Recorded information ▸
* start *
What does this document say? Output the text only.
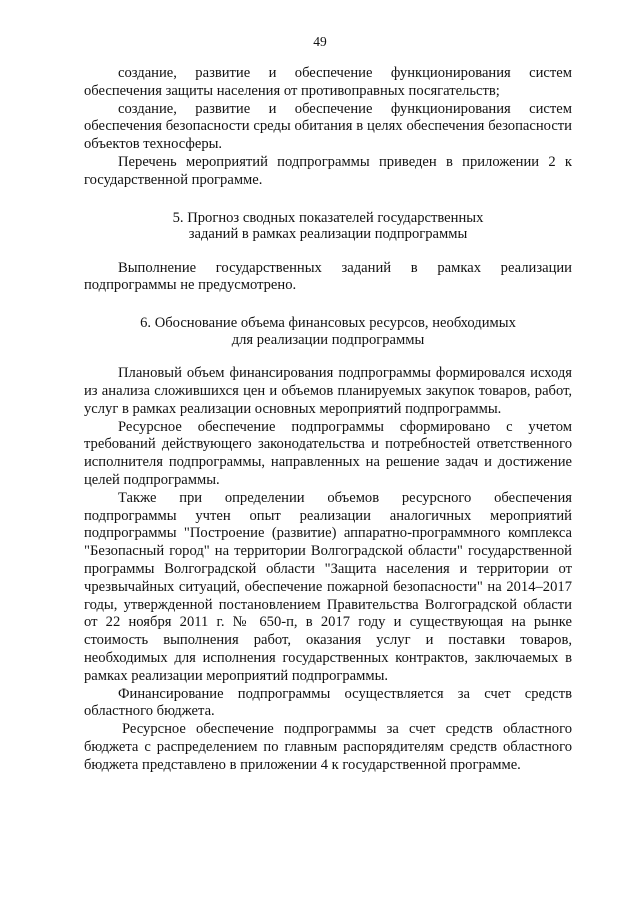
49

создание, развитие и обеспечение функционирования систем обеспечения защиты населения от противоправных посягательств;

создание, развитие и обеспечение функционирования систем обеспечения безопасности среды обитания в целях обеспечения безопасности объектов техносферы.

Перечень мероприятий подпрограммы приведен в приложении 2 к государственной программе.

5. Прогноз сводных показателей государственных
заданий в рамках реализации подпрограммы

Выполнение государственных заданий в рамках реализации подпрограммы не предусмотрено.

6. Обоснование объема финансовых ресурсов, необходимых
для реализации подпрограммы

Плановый объем финансирования подпрограммы формировался исходя из анализа сложившихся цен и объемов планируемых закупок товаров, работ, услуг в рамках реализации основных мероприятий подпрограммы.

Ресурсное обеспечение подпрограммы сформировано с учетом требований действующего законодательства и потребностей ответственного исполнителя подпрограммы, направленных на решение задач и достижение целей подпрограммы.

Также при определении объемов ресурсного обеспечения подпрограммы учтен опыт реализации аналогичных мероприятий подпрограммы "Построение (развитие) аппаратно-программного комплекса "Безопасный город" на территории Волгоградской области" государственной программы Волгоградской области "Защита населения и территории от чрезвычайных ситуаций, обеспечение пожарной безопасности" на 2014–2017 годы, утвержденной постановлением Правительства Волгоградской области от 22 ноября 2011 г. № 650-п, в 2017 году и существующая на рынке стоимость выполнения работ, оказания услуг и поставки товаров, необходимых для исполнения государственных контрактов, заключаемых в рамках реализации мероприятий подпрограммы.

Финансирование подпрограммы осуществляется за счет средств областного бюджета.

Ресурсное обеспечение подпрограммы за счет средств областного бюджета с распределением по главным распорядителям средств областного бюджета представлено в приложении 4 к государственной программе.
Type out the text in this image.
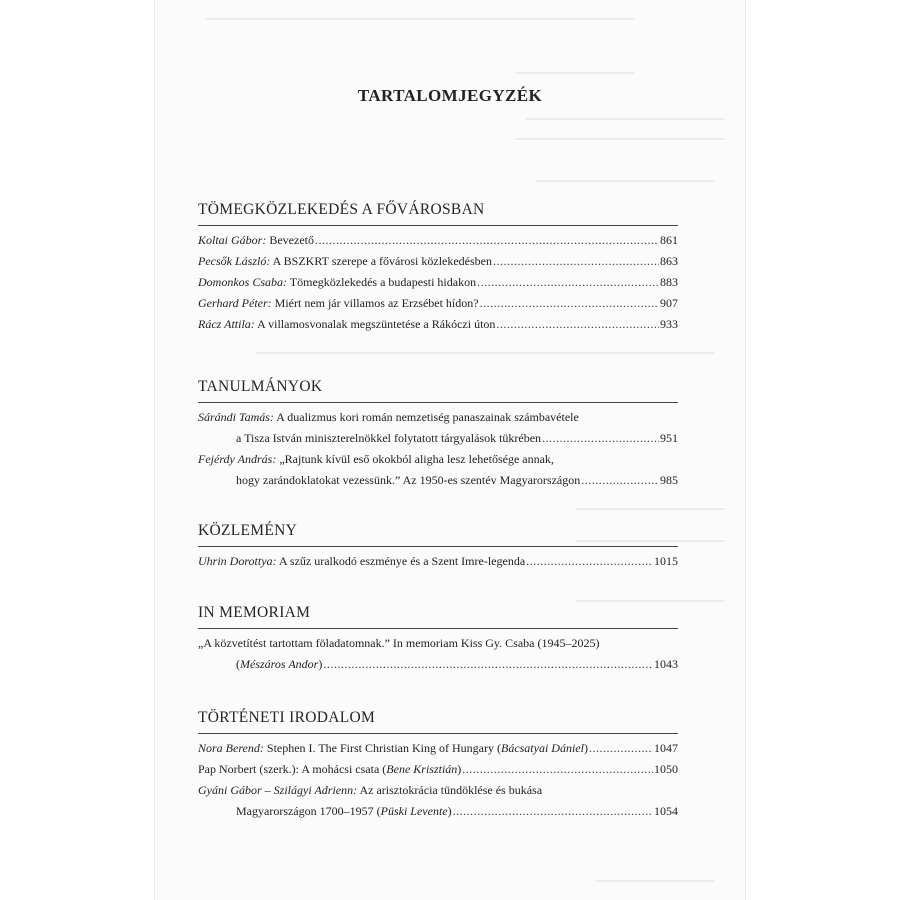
TARTALOMJEGYZÉK
TÖMEGKÖZLEKEDÉS A FŐVÁROSBAN
Koltai Gábor: Bevezető .....	861
Pecsők László: A BSZKRT szerepe a fővárosi közlekedésben .....	863
Domonkos Csaba: Tömegközlekedés a budapesti hidakon .....	883
Gerhard Péter: Miért nem jár villamos az Erzsébet hídon? .....	907
Rácz Attila: A villamosvonalak megszüntetése a Rákóczi úton .....	933
TANULMÁNYOK
Sárándi Tamás: A dualizmus kori román nemzetiség panaszainak számbavétele
a Tisza István miniszterelnökkel folytatott tárgyalások tükrében .....	951
Fejérdy András: „Rajtunk kívül eső okokból aligha lesz lehetősége annak,
hogy zarándoklatokat vezessünk.” Az 1950-es szentév Magyarországon .....	985
KÖZLEMÉNY
Uhrin Dorottya: A szűz uralkodó eszménye és a Szent Imre-legenda .....	1015
IN MEMORIAM
„A közvetítést tartottam föladatomnak.” In memoriam Kiss Gy. Csaba (1945–2025)
(Mészáros Andor) .....	1043
TÖRTÉNETI IRODALOM
Nora Berend: Stephen I. The First Christian King of Hungary (Bácsatyai Dániel) .....	1047
Pap Norbert (szerk.): A mohácsi csata (Bene Krisztián) .....	1050
Gyáni Gábor – Szilágyi Adrienn: Az arisztokrácia tündöklése és bukása
Magyarországon 1700–1957 (Püski Levente) .....	1054
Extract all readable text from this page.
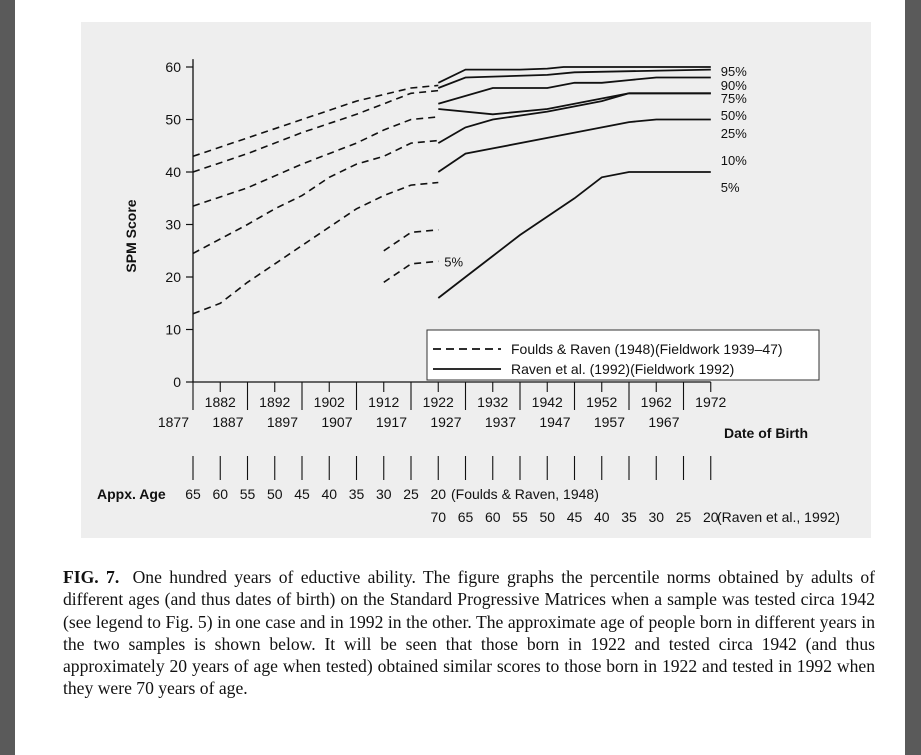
0
10
20
30
40
50
60
1877
1882
1887
1892
1897
1902
1907
1912
1917
1922
1927
1932
1937
1942
1947
1952
1957
1962
1967
1972
65 60 55 50 45 40 35 30 25 20
70 65 60 55 50 45 40 35 30 25 20
95%
90%
75%
50%
25%
10%
5%
5%
Foulds & Raven (1948)(Fieldwork 1939–47)
Raven et al. (1992)(Fieldwork 1992)
SPM Score
Date of Birth
Appx. Age	(Foulds & Raven, 1948)
(Raven et al., 1992)
FIG. 7. One hundred years of eductive ability. The figure graphs the percentile norms obtained by adults of different ages (and thus dates of birth) on the Standard Progressive Matrices when a sample was tested circa 1942 (see legend to Fig. 5) in one case and in 1992 in the other. The approximate age of people born in different years in the two samples is shown below. It will be seen that those born in 1922 and tested circa 1942 (and thus approximately 20 years of age when tested) obtained similar scores to those born in 1922 and tested in 1992 when they were 70 years of age.
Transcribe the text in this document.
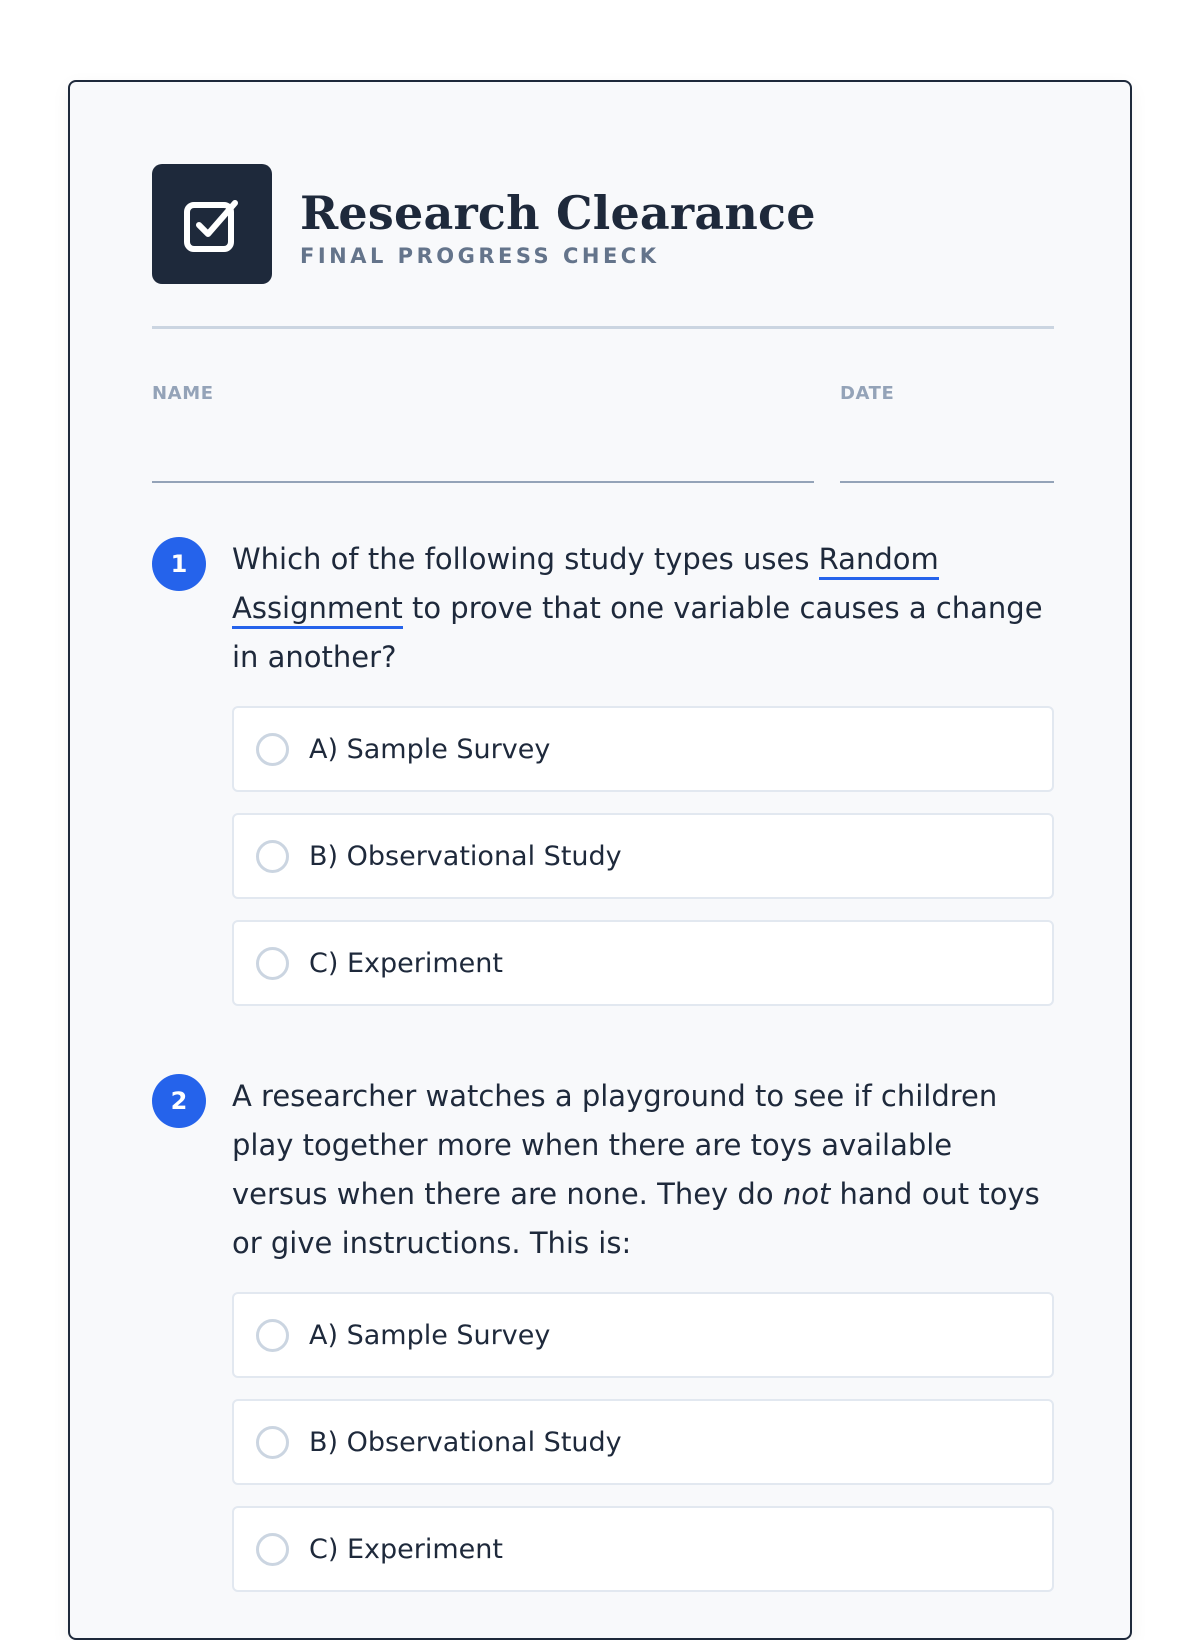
Research Clearance
FINAL PROGRESS CHECK
NAME	DATE
1	Which of the following study types uses Random Assignment to prove that one variable causes a change in another?
A) Sample Survey
B) Observational Study
C) Experiment
2	A researcher watches a playground to see if children play together more when there are toys available versus when there are none. They do not hand out toys or give instructions. This is:
A) Sample Survey
B) Observational Study
C) Experiment
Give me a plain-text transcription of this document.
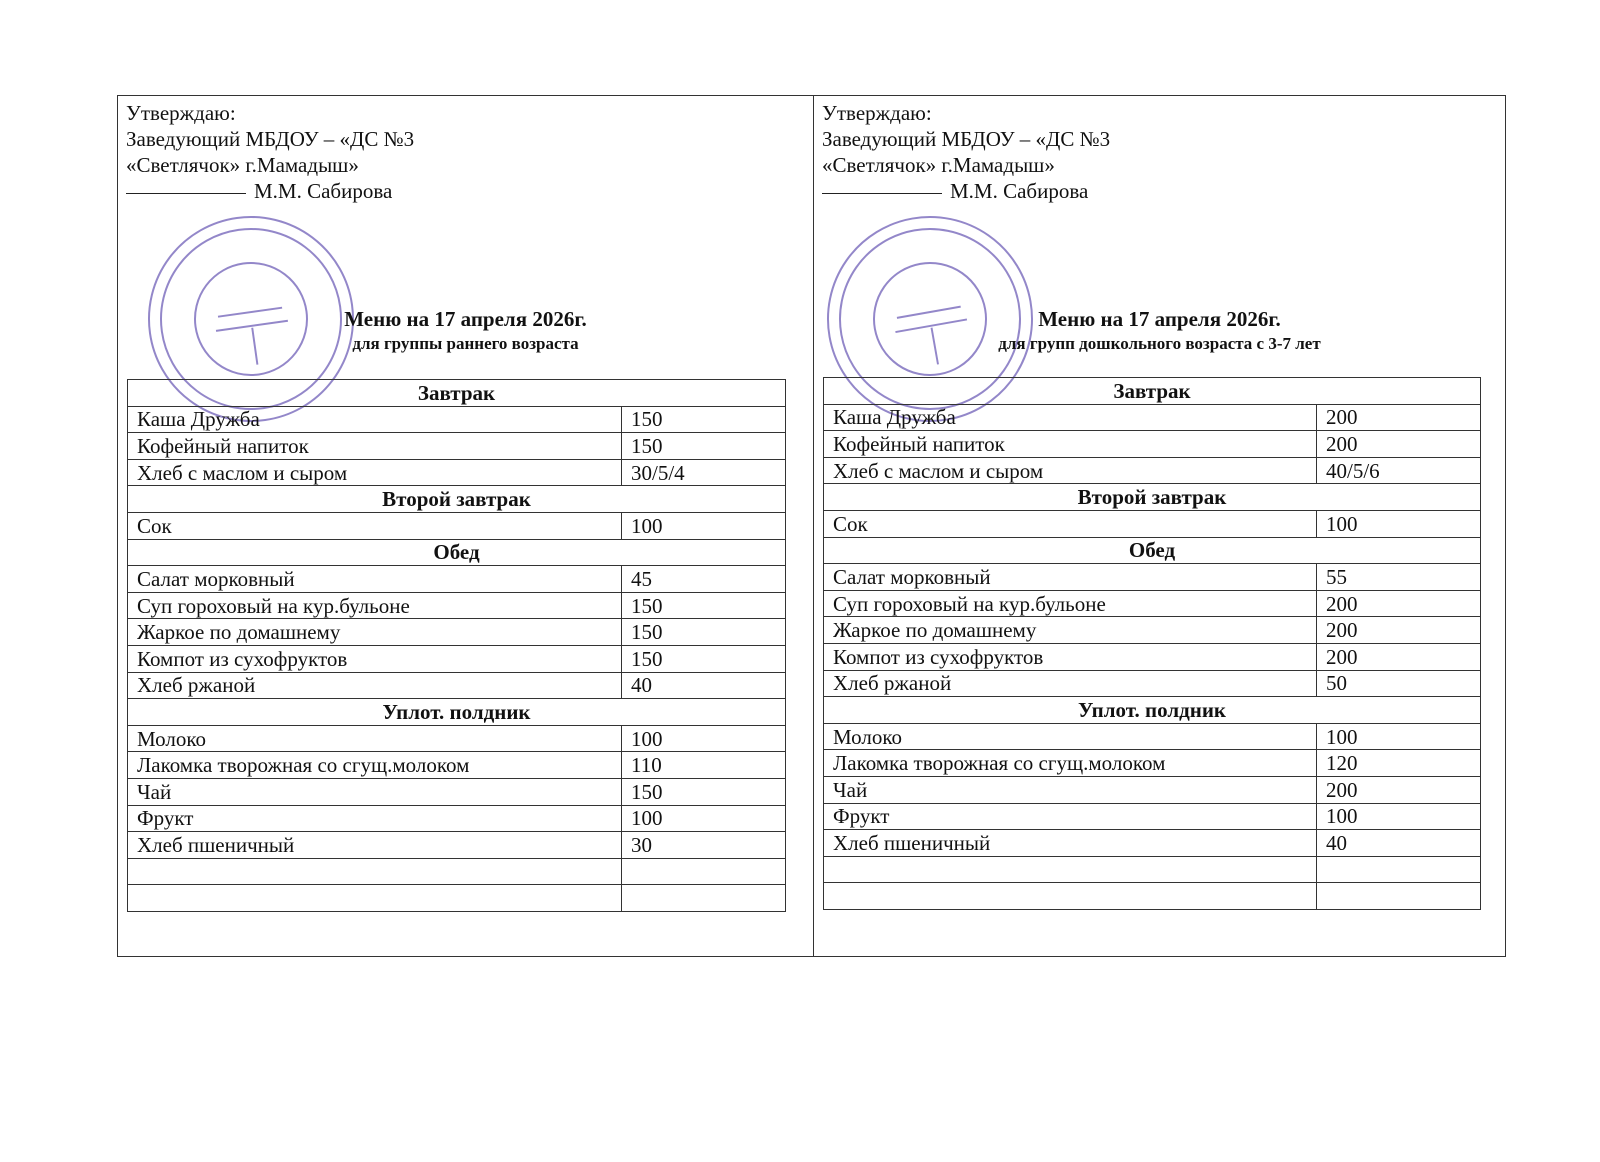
Утверждаю:
Заведующий МБДОУ – «ДС №3
«Светлячок» г.Мамадыш»
М.М. Сабирова
Меню на 17 апреля 2026г.
для группы раннего возраста
Завтрак	
Каша Дружба	150
Кофейный напиток	150
Хлеб с маслом и сыром	30/5/4
Второй завтрак	
Сок	100
Обед	
Салат морковный	45
Суп гороховый на кур.бульоне	150
Жаркое по домашнему	150
Компот из сухофруктов	150
Хлеб ржаной	40
Уплот. полдник	
Молоко	100
Лакомка творожная со сгущ.молоком	110
Чай	150
Фрукт	100
Хлеб пшеничный	30

Утверждаю:
Заведующий МБДОУ – «ДС №3
«Светлячок» г.Мамадыш»
М.М. Сабирова
Меню на 17 апреля 2026г.
для групп дошкольного возраста с 3-7 лет
Завтрак	
Каша Дружба	200
Кофейный напиток	200
Хлеб с маслом и сыром	40/5/6
Второй завтрак	
Сок	100
Обед	
Салат морковный	55
Суп гороховый на кур.бульоне	200
Жаркое по домашнему	200
Компот из сухофруктов	200
Хлеб ржаной	50
Уплот. полдник	
Молоко	100
Лакомка творожная со сгущ.молоком	120
Чай	200
Фрукт	100
Хлеб пшеничный	40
* end *
Written problem ▸ Pictures in the records above are left out; print everything else exactly as written.

Exercise answer ▸
What does this document say? Output the text only.
49

создание, развитие и обеспечение функционирования систем обеспечения защиты населения от противоправных посягательств;

создание, развитие и обеспечение функционирования систем обеспечения безопасности среды обитания в целях обеспечения безопасности объектов техносферы.

Перечень мероприятий подпрограммы приведен в приложении 2 к государственной программе.

5. Прогноз сводных показателей государственных
заданий в рамках реализации подпрограммы

Выполнение государственных заданий в рамках реализации подпрограммы не предусмотрено.

6. Обоснование объема финансовых ресурсов, необходимых
для реализации подпрограммы

Плановый объем финансирования подпрограммы формировался исходя из анализа сложившихся цен и объемов планируемых закупок товаров, работ, услуг в рамках реализации основных мероприятий подпрограммы.

Ресурсное обеспечение подпрограммы сформировано с учетом требований действующего законодательства и потребностей ответственного исполнителя подпрограммы, направленных на решение задач и достижение целей подпрограммы.

Также при определении объемов ресурсного обеспечения подпрограммы учтен опыт реализации аналогичных мероприятий подпрограммы "Построение (развитие) аппаратно-программного комплекса "Безопасный город" на территории Волгоградской области" государственной программы Волгоградской области "Защита населения и территории от чрезвычайных ситуаций, обеспечение пожарной безопасности" на 2014–2017 годы, утвержденной постановлением Правительства Волгоградской области от 22 ноября 2011 г. № 650-п, в 2017 году и существующая на рынке стоимость выполнения работ, оказания услуг и поставки товаров, необходимых для исполнения государственных контрактов, заключаемых в рамках реализации мероприятий подпрограммы.

Финансирование подпрограммы осуществляется за счет средств областного бюджета.

Ресурсное обеспечение подпрограммы за счет средств областного бюджета с распределением по главным распорядителям средств областного бюджета представлено в приложении 4 к государственной программе.
Type out the text in this image.
TARTALOMJEGYZÉK
TÖMEGKÖZLEKEDÉS A FŐVÁROSBAN
Koltai Gábor: Bevezető .....	861
Pecsők László: A BSZKRT szerepe a fővárosi közlekedésben .....	863
Domonkos Csaba: Tömegközlekedés a budapesti hidakon .....	883
Gerhard Péter: Miért nem jár villamos az Erzsébet hídon? .....	907
Rácz Attila: A villamosvonalak megszüntetése a Rákóczi úton .....	933
TANULMÁNYOK
Sárándi Tamás: A dualizmus kori román nemzetiség panaszainak számbavétele
a Tisza István miniszterelnökkel folytatott tárgyalások tükrében .....	951
Fejérdy András: „Rajtunk kívül eső okokból aligha lesz lehetősége annak,
hogy zarándoklatokat vezessünk.” Az 1950-es szentév Magyarországon .....	985
KÖZLEMÉNY
Uhrin Dorottya: A szűz uralkodó eszménye és a Szent Imre-legenda .....	1015
IN MEMORIAM
„A közvetítést tartottam föladatomnak.” In memoriam Kiss Gy. Csaba (1945–2025)
(Mészáros Andor) .....	1043
TÖRTÉNETI IRODALOM
Nora Berend: Stephen I. The First Christian King of Hungary (Bácsatyai Dániel) .....	1047
Pap Norbert (szerk.): A mohácsi csata (Bene Krisztián) .....	1050
Gyáni Gábor – Szilágyi Adrienn: Az arisztokrácia tündöklése és bukása
Magyarországon 1700–1957 (Püski Levente) .....	1054
Extract all readable text from this page.
0
10
20
30
40
50
60
1877
1882
1887
1892
1897
1902
1907
1912
1917
1922
1927
1932
1937
1942
1947
1952
1957
1962
1967
1972
65 60 55 50 45 40 35 30 25 20
70 65 60 55 50 45 40 35 30 25 20
95%
90%
75%
50%
25%
10%
5%
5%
Foulds & Raven (1948)(Fieldwork 1939–47)
Raven et al. (1992)(Fieldwork 1992)
SPM Score
Date of Birth
Appx. Age	(Foulds & Raven, 1948)
(Raven et al., 1992)
FIG. 7. One hundred years of eductive ability. The figure graphs the percentile norms obtained by adults of different ages (and thus dates of birth) on the Standard Progressive Matrices when a sample was tested circa 1942 (see legend to Fig. 5) in one case and in 1992 in the other. The approximate age of people born in different years in the two samples is shown below. It will be seen that those born in 1922 and tested circa 1942 (and thus approximately 20 years of age when tested) obtained similar scores to those born in 1922 and tested in 1992 when they were 70 years of age.
Transcribe the text in this document.
Research Clearance
FINAL PROGRESS CHECK
NAME	DATE
1	Which of the following study types uses Random Assignment to prove that one variable causes a change in another?
A) Sample Survey
B) Observational Study
C) Experiment
2	A researcher watches a playground to see if children play together more when there are toys available versus when there are none. They do not hand out toys or give instructions. This is:
A) Sample Survey
B) Observational Study
C) Experiment
Give me a plain-text transcription of this document.
Утверждаю:
Заведующий МБДОУ – «ДС №3
«Светлячок» г.Мамадыш»
М.М. Сабирова
Меню на 17 апреля 2026г.
для группы раннего возраста
Завтрак	
Каша Дружба	150
Кофейный напиток	150
Хлеб с маслом и сыром	30/5/4
Второй завтрак	
Сок	100
Обед	
Салат морковный	45
Суп гороховый на кур.бульоне	150
Жаркое по домашнему	150
Компот из сухофруктов	150
Хлеб ржаной	40
Уплот. полдник	
Молоко	100
Лакомка творожная со сгущ.молоком	110
Чай	150
Фрукт	100
Хлеб пшеничный	30

Утверждаю:
Заведующий МБДОУ – «ДС №3
«Светлячок» г.Мамадыш»
М.М. Сабирова
Меню на 17 апреля 2026г.
для групп дошкольного возраста с 3-7 лет
Завтрак	
Каша Дружба	200
Кофейный напиток	200
Хлеб с маслом и сыром	40/5/6
Второй завтрак	
Сок	100
Обед	
Салат морковный	55
Суп гороховый на кур.бульоне	200
Жаркое по домашнему	200
Компот из сухофруктов	200
Хлеб ржаной	50
Уплот. полдник	
Молоко	100
Лакомка творожная со сгущ.молоком	120
Чай	200
Фрукт	100
Хлеб пшеничный	40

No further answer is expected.